• _Instructions to follow_
In the data below, find each line containing the string "MdaIndicadorSatisfacao" and return it.

####

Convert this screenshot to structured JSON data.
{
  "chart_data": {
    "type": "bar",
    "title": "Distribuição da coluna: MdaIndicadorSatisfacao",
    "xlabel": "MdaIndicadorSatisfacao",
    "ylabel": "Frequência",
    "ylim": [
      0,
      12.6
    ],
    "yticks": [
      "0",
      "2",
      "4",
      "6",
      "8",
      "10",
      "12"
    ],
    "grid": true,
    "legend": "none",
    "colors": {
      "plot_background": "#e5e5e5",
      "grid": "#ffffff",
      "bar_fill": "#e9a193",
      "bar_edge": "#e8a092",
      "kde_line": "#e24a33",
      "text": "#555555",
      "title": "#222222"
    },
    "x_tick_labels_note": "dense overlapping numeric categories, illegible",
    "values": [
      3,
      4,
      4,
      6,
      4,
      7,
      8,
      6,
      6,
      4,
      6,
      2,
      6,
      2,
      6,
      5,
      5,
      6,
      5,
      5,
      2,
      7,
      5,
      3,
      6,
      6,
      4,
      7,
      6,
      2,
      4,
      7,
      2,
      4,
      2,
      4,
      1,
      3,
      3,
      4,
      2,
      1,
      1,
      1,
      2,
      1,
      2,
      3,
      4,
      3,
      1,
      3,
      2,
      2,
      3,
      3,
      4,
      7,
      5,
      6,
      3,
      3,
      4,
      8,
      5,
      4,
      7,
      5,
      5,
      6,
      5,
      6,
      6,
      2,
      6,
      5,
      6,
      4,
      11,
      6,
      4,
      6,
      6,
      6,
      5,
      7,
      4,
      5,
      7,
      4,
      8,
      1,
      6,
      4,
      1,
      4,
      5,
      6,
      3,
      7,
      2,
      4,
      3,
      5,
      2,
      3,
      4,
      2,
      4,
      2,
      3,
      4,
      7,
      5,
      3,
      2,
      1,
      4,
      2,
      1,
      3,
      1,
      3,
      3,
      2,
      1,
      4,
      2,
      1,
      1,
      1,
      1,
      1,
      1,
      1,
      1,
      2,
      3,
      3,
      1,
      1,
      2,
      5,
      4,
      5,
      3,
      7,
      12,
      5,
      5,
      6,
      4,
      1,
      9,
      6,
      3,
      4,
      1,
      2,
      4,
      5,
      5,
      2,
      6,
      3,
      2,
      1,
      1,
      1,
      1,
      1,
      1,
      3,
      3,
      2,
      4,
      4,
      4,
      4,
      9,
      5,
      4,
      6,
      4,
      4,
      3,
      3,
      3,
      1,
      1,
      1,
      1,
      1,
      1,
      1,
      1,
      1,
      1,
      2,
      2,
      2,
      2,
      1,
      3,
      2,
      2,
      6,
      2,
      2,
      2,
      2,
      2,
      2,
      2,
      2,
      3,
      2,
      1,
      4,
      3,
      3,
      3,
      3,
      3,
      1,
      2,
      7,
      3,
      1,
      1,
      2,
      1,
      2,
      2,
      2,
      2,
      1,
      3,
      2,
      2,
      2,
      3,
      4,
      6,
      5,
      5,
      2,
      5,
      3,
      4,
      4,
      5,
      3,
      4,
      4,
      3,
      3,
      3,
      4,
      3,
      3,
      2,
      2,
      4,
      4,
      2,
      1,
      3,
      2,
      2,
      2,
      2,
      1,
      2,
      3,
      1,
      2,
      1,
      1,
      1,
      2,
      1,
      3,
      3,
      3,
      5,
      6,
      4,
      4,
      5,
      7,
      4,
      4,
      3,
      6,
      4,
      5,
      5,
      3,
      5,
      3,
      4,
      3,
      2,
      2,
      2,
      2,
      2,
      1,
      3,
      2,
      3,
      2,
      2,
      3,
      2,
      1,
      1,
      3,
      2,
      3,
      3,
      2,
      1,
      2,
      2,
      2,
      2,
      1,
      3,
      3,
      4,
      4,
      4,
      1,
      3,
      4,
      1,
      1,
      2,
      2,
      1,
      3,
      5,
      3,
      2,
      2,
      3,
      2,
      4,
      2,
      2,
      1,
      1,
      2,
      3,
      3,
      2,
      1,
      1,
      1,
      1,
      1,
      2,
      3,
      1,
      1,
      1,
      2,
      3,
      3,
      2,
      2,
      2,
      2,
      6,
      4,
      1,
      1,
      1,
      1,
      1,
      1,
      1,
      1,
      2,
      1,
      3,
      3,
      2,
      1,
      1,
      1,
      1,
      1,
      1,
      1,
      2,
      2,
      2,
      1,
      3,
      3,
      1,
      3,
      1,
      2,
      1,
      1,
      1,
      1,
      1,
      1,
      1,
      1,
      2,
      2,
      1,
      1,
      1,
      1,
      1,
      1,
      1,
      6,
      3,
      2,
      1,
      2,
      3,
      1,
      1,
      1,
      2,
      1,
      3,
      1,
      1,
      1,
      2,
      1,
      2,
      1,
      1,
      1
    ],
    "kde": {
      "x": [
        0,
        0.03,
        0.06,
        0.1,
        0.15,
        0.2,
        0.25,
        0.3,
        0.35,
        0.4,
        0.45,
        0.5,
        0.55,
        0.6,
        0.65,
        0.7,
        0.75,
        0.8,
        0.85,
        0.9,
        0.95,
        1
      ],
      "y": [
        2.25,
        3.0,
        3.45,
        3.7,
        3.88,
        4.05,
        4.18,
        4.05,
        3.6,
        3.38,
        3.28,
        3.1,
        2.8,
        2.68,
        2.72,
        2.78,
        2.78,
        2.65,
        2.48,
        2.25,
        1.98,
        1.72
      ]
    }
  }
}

####

• _Exercise result_
    "title": "Distribuição da coluna: MdaIndicadorSatisfacao",
    "xlabel": "MdaIndicadorSatisfacao",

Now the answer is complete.